## DOCUMENT SEGMENT
Creative Problem Solving
 
I'm taking this course right now and it seems like the kind of thing a lot of people here would enjoy. It's basically a course full of "make four liters using only a three-liter jug and a five-liter jug"-type problems, although those problems are, of course, the easiest to solve.

Try some:

- Let a, b and c be positive numbers. Prove that (a/b) + (b/c) + (c/a) >= 3.
- For which real numbers c is there a straight line that intersects the curve y = (x^4) + 9(x^3) + c(x^2) + 9x + 4 at four distinct points?
- How many arithmetic problems of the following form are possible? You must use each of the digits 1 through 9 in numerical order from left to right, and you can use any combination of the + and * symbols as you like provided your syntax is still correct. Proper examples include 123+45*6789, 1+2+3+4+5*6+7+89 and 123456789, while 12+3*+456++78*9 does not count.

## SUPPLIED MATERIAL
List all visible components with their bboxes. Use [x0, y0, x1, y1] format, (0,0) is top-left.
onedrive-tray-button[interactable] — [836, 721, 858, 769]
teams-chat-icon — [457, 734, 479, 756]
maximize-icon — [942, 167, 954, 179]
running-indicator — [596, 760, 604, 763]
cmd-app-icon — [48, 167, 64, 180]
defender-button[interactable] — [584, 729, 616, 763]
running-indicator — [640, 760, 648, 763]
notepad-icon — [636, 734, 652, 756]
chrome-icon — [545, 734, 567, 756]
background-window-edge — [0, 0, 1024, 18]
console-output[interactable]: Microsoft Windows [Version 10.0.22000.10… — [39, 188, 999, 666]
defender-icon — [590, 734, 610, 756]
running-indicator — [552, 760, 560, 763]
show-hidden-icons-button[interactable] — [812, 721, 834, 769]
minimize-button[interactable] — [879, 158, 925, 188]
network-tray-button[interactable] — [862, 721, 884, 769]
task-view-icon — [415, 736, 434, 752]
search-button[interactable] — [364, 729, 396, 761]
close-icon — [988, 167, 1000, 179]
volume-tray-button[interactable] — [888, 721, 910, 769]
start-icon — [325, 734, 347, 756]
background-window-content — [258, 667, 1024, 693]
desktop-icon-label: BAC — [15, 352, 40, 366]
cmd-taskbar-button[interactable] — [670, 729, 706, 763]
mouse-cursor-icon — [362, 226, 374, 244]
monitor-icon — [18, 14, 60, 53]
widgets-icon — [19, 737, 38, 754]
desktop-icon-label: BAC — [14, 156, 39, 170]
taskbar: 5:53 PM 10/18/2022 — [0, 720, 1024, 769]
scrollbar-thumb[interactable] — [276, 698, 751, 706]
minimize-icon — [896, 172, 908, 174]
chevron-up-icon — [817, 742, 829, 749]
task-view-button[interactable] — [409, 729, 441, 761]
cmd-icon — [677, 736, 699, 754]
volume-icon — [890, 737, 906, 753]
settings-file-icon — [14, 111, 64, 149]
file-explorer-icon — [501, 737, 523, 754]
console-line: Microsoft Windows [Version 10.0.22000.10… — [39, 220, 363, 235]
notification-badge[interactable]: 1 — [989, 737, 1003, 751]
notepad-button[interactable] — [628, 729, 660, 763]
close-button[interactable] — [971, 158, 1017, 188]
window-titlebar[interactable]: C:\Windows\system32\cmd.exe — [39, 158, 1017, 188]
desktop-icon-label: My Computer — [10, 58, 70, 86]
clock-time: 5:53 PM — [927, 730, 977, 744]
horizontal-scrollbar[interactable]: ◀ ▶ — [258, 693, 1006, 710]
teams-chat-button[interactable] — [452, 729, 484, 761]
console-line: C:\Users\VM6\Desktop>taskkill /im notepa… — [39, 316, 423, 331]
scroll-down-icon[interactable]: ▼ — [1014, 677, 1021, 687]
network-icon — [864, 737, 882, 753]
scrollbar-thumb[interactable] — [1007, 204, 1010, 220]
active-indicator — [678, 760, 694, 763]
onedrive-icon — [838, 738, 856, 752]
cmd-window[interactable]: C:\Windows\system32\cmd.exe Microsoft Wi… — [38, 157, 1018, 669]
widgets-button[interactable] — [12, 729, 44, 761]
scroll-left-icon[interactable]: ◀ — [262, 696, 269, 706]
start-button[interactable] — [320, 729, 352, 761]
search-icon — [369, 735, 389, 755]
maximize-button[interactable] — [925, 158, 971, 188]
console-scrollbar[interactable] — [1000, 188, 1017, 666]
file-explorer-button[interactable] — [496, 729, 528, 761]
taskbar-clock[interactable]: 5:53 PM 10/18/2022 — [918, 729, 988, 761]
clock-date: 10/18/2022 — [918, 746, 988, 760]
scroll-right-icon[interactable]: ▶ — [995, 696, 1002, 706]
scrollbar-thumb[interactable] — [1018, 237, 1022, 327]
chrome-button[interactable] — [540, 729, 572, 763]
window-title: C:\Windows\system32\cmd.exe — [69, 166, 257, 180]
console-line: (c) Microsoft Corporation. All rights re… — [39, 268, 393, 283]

## SET EXERCISE 1
In the forum post about the problem-solving course, which two jugs does the sample problem use to make four liters?
## SET EXERCISE 2
Extract the rows verbatim, starting with the first row and going on through the row that contains "cmd-taskbar-button[interactable] — [670, 729, 706, 763]", with both of those rows included.

## FULL RESPONSE 1
A three-liter jug and a five-liter jug.

## FULL RESPONSE 2
List all visible components with their bboxes. Use [x0, y0, x1, y1] format, (0,0) is top-left.
onedrive-tray-button[interactable] — [836, 721, 858, 769]
teams-chat-icon — [457, 734, 479, 756]
maximize-icon — [942, 167, 954, 179]
running-indicator — [596, 760, 604, 763]
cmd-app-icon — [48, 167, 64, 180]
defender-button[interactable] — [584, 729, 616, 763]
running-indicator — [640, 760, 648, 763]
notepad-icon — [636, 734, 652, 756]
chrome-icon — [545, 734, 567, 756]
background-window-edge — [0, 0, 1024, 18]
console-output[interactable]: Microsoft Windows [Version 10.0.22000.10… — [39, 188, 999, 666]
defender-icon — [590, 734, 610, 756]
running-indicator — [552, 760, 560, 763]
show-hidden-icons-button[interactable] — [812, 721, 834, 769]
minimize-button[interactable] — [879, 158, 925, 188]
network-tray-button[interactable] — [862, 721, 884, 769]
task-view-icon — [415, 736, 434, 752]
search-button[interactable] — [364, 729, 396, 761]
close-icon — [988, 167, 1000, 179]
volume-tray-button[interactable] — [888, 721, 910, 769]
start-icon — [325, 734, 347, 756]
background-window-content — [258, 667, 1024, 693]
desktop-icon-label: BAC — [15, 352, 40, 366]
cmd-taskbar-button[interactable] — [670, 729, 706, 763]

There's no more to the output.